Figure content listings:
※ ※ ※

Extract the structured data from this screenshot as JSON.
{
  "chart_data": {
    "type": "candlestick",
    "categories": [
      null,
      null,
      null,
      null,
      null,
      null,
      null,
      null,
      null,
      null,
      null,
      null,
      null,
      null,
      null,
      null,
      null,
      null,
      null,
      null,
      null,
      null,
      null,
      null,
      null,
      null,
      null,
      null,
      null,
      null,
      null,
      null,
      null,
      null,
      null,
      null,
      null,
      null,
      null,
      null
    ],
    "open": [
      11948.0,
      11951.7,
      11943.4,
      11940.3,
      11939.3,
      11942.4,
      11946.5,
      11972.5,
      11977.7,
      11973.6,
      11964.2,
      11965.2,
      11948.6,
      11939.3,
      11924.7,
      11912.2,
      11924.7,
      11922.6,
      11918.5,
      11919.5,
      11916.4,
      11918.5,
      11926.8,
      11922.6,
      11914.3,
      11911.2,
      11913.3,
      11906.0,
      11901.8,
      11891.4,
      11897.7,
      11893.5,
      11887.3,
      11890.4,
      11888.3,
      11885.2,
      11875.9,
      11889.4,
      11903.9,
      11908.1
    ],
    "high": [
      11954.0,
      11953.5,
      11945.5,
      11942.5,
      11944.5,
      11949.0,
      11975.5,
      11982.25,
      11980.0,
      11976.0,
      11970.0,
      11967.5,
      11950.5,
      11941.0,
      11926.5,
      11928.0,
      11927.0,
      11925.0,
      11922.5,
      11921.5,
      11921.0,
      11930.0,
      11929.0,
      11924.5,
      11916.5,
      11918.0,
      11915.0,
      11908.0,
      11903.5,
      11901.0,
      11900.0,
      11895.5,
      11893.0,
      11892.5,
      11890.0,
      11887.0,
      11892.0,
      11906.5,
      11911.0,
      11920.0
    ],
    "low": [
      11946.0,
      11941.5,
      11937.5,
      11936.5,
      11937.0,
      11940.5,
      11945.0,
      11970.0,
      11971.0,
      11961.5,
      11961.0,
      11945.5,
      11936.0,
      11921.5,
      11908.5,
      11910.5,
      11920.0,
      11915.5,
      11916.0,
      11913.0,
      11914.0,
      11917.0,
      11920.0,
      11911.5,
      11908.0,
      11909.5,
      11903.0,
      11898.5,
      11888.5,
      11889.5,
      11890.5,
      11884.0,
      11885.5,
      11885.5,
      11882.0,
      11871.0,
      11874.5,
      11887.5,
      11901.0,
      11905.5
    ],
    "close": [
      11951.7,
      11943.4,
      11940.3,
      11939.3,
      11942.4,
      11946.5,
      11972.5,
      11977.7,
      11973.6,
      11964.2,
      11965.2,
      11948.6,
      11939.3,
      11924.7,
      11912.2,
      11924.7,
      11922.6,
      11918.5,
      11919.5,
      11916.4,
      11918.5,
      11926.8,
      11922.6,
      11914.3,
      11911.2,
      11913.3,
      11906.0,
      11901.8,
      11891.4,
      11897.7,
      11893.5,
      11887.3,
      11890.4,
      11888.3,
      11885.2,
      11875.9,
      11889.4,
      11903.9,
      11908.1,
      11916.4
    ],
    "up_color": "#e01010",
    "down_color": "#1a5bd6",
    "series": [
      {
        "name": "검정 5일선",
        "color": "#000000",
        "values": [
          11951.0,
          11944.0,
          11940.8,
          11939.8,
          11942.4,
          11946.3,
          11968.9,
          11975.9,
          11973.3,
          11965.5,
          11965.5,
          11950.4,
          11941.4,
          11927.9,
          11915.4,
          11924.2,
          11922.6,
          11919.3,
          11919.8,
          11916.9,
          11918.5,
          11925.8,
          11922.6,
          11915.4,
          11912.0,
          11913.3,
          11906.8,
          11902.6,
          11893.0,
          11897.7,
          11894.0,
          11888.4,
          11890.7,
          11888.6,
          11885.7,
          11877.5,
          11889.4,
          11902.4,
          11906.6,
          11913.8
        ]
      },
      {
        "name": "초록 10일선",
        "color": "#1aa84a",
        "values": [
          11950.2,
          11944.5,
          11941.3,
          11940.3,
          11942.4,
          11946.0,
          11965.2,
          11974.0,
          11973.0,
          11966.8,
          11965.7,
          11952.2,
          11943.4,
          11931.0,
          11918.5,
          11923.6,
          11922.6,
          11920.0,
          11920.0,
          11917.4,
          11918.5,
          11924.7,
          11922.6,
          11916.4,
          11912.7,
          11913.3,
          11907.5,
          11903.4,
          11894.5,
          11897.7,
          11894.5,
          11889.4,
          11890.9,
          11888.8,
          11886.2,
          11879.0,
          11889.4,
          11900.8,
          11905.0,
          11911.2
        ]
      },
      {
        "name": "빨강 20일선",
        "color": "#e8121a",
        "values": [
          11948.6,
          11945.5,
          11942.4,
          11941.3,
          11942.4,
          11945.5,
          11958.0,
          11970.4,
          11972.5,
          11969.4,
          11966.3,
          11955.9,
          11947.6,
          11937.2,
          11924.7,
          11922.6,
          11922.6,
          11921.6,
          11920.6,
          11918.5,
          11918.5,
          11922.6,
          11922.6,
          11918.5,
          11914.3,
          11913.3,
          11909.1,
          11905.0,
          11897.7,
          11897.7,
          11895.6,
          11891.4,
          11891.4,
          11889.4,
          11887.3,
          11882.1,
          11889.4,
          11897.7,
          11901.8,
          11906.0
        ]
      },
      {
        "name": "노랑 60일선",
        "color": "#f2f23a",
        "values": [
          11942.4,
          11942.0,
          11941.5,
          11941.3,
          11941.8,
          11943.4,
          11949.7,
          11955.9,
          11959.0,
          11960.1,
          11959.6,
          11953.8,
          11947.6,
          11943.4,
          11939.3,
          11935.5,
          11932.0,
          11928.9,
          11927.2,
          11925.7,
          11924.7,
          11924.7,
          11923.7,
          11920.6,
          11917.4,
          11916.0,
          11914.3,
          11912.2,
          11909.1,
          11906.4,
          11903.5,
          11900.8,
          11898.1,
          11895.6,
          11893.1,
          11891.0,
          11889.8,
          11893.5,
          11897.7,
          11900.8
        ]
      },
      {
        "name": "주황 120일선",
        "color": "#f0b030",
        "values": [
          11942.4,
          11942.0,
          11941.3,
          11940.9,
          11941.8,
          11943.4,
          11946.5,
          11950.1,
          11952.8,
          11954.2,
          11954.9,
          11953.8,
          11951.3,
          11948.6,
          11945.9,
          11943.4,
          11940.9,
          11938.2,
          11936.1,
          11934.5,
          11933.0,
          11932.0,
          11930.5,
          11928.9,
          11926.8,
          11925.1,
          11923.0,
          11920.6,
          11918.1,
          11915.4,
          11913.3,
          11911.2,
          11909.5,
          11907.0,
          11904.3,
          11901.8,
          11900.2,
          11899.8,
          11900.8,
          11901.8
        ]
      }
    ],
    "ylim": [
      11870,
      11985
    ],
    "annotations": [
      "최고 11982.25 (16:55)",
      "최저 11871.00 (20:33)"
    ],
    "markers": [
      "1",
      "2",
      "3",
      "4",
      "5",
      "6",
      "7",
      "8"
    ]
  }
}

※ ※ ※

▶ **What you should do**: Return the lines above exactly, keeping every word.

▶ **Exercise answer**:
Extract the structured data from this screenshot as JSON.
{
  "chart_data": {
    "type": "candlestick",
    "categories": [
      null,
      null,
      null,
      null,
      null,
      null,
      null,
      null,
      null,
      null,
      null,
      null,
      null,
      null,
      null,
      null,
      null,
      null,
      null,
      null,
      null,
      null,
      null,
      null,
      null,
      null,
      null,
      null,
      null,
      null,
      null,
      null,
      null,
      null,
      null,
      null,
      null,
      null,
      null,
      null
    ],
    "open": [
      11948.0,
      11951.7,
      11943.4,
      11940.3,
      11939.3,
      11942.4,
      11946.5,
      11972.5,
      11977.7,
      11973.6,
      11964.2,
      11965.2,
      11948.6,
      11939.3,
      11924.7,
      11912.2,
      11924.7,
      11922.6,
      11918.5,
      11919.5,
      11916.4,
      11918.5,
      11926.8,
      11922.6,
      11914.3,
      11911.2,
      11913.3,
      11906.0,
      11901.8,
      11891.4,
      11897.7,
      11893.5,
      11887.3,
      11890.4,
      11888.3,
      11885.2,
      11875.9,
      11889.4,
      11903.9,
      11908.1
    ],
    "high": [
      11954.0,
      11953.5,
      11945.5,
      11942.5,
      11944.5,
      11949.0,
      11975.5,
      11982.25,
      11980.0,
      11976.0,
      11970.0,
      11967.5,
      11950.5,
      11941.0,
      11926.5,
      11928.0,
      11927.0,
      11925.0,
      11922.5,
      11921.5,
      11921.0,
      11930.0,
      11929.0,
      11924.5,
      11916.5,
      11918.0,
      11915.0,
      11908.0,
      11903.5,
      11901.0,
      11900.0,
      11895.5,
      11893.0,
      11892.5,
      11890.0,
      11887.0,
      11892.0,
      11906.5,
      11911.0,
      11920.0
    ],
    "low": [
      11946.0,
      11941.5,
      11937.5,
      11936.5,
      11937.0,
      11940.5,
      11945.0,
      11970.0,
      11971.0,
      11961.5,
      11961.0,
      11945.5,
      11936.0,
      11921.5,
      11908.5,
      11910.5,
      11920.0,
      11915.5,
      11916.0,
      11913.0,
      11914.0,
      11917.0,
      11920.0,
      11911.5,
      11908.0,
      11909.5,
      11903.0,
      11898.5,
      11888.5,
      11889.5,
      11890.5,
      11884.0,
      11885.5,
      11885.5,
      11882.0,
      11871.0,
      11874.5,
      11887.5,
      11901.0,
      11905.5
    ],
    "close": [
      11951.7,
      11943.4,
      11940.3,
      11939.3,
      11942.4,
      11946.5,
      11972.5,
      11977.7,
      11973.6,
      11964.2,
      11965.2,
      11948.6,
      11939.3,
      11924.7,
      11912.2,
      11924.7,
      11922.6,
      11918.5,
      11919.5,
      11916.4,
      11918.5,
      11926.8,
      11922.6,
      11914.3,
      11911.2,
      11913.3,
      11906.0,
      11901.8,
      11891.4,
      11897.7,
      11893.5,
      11887.3,
      11890.4,
      11888.3,
      11885.2,
      11875.9,
      11889.4,
      11903.9,
      11908.1,
      11916.4
    ],
    "up_color": "#e01010",
    "down_color": "#1a5bd6",
    "series": [
      {
        "name": "검정 5일선",
        "color": "#000000",
        "values": [
          11951.0,
          11944.0,
          11940.8,
          11939.8,
          11942.4,
          11946.3,
          11968.9,
          11975.9,
          11973.3,
          11965.5,
          11965.5,
          11950.4,
          11941.4,
          11927.9,
          11915.4,
          11924.2,
          11922.6,
          11919.3,
          11919.8,
          11916.9,
          11918.5,
          11925.8,
          11922.6,
          11915.4,
          11912.0,
          11913.3,
          11906.8,
          11902.6,
          11893.0,
          11897.7,
          11894.0,
          11888.4,
          11890.7,
          11888.6,
          11885.7,
          11877.5,
          11889.4,
          11902.4,
          11906.6,
          11913.8
        ]
      },
      {
        "name": "초록 10일선",
        "color": "#1aa84a",
        "values": [
          11950.2,
          11944.5,
          11941.3,
          11940.3,
          11942.4,
          11946.0,
          11965.2,
          11974.0,
          11973.0,
          11966.8,
          11965.7,
          11952.2,
          11943.4,
          11931.0,
          11918.5,
          11923.6,
          11922.6,
          11920.0,
          11920.0,
          11917.4,
          11918.5,
          11924.7,
          11922.6,
          11916.4,
          11912.7,
          11913.3,
          11907.5,
          11903.4,
          11894.5,
          11897.7,
          11894.5,
          11889.4,
          11890.9,
          11888.8,
          11886.2,
          11879.0,
          11889.4,
          11900.8,
          11905.0,
          11911.2
        ]
      },
      {
        "name": "빨강 20일선",
        "color": "#e8121a",
        "values": [
          11948.6,
          11945.5,
          11942.4,
          11941.3,
          11942.4,
          11945.5,
          11958.0,
          11970.4,
          11972.5,
          11969.4,
          11966.3,
          11955.9,
          11947.6,
          11937.2,
          11924.7,
          11922.6,
          11922.6,
          11921.6,
          11920.6,
          11918.5,
          11918.5,
          11922.6,
          11922.6,
          11918.5,
          11914.3,
          11913.3,
          11909.1,
          11905.0,
          11897.7,
          11897.7,
          11895.6,
          11891.4,
          11891.4,
          11889.4,
          11887.3,
          11882.1,
          11889.4,
          11897.7,
          11901.8,
          11906.0
        ]
      },
      {
        "name": "노랑 60일선",
        "color": "#f2f23a",
        "values": [
          11942.4,
          11942.0,
          11941.5,
          11941.3,
          11941.8,
          11943.4,
          11949.7,
          11955.9,
          11959.0,
          11960.1,
          11959.6,
          11953.8,
          11947.6,
          11943.4,
          11939.3,
          11935.5,
          11932.0,
          11928.9,
          11927.2,
          11925.7,
          11924.7,
          11924.7,
          11923.7,
          11920.6,
          11917.4,
          11916.0,
          11914.3,
          11912.2,
          11909.1,
          11906.4,
          11903.5,
          11900.8,
          11898.1,
          11895.6,
          11893.1,
          11891.0,
          11889.8,
          11893.5,
          11897.7,
          11900.8
        ]
      },
      {
        "name": "주황 120일선",
        "color": "#f0b030",
        "values": [
          11942.4,
          11942.0,
          11941.3,
          11940.9,
          11941.8,
          11943.4,
          11946.5,
          11950.1,
          11952.8,
          11954.2,
          11954.9,
          11953.8,
          11951.3,
          11948.6,
          11945.9,
          11943.4,
          11940.9,
          11938.2,
          11936.1,
          11934.5,
          11933.0,
          11932.0,
          11930.5,
          11928.9,
          11926.8,
          11925.1,
          11923.0,
          11920.6,
          11918.1,
          11915.4,
          11913.3,
          11911.2,
          11909.5,
          11907.0,
          11904.3,
          11901.8,
          11900.2,
          11899.8,
          11900.8,
          11901.8
        ]
      }
    ],
    "ylim": [
      11870,
      11985
    ],
    "annotations": [
      "최고 11982.25 (16:55)",
      "최저 11871.00 (20:33)"
    ],
    "markers": [
      "1",
      "2",
      "3",
      "4",
      "5",
      "6",
      "7",
      "8"
    ]
  }
}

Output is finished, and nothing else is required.